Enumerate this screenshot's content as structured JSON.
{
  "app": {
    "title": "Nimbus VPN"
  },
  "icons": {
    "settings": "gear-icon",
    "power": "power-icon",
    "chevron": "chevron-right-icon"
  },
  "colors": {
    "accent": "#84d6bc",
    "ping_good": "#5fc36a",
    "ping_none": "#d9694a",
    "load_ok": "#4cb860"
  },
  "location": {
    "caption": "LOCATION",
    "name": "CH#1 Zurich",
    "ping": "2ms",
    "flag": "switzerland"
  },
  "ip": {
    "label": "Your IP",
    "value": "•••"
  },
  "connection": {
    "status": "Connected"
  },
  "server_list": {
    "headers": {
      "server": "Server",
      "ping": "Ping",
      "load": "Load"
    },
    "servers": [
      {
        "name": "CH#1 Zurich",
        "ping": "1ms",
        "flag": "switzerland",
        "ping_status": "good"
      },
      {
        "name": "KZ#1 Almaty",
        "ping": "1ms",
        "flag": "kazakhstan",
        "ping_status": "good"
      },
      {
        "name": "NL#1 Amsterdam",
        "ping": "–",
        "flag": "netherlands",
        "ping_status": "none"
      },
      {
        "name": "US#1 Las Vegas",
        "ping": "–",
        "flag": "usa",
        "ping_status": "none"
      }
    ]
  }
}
════════════════════
Task to complete - Provide only the count of lines in the material above that hold the word "switzerland".

Task response - 2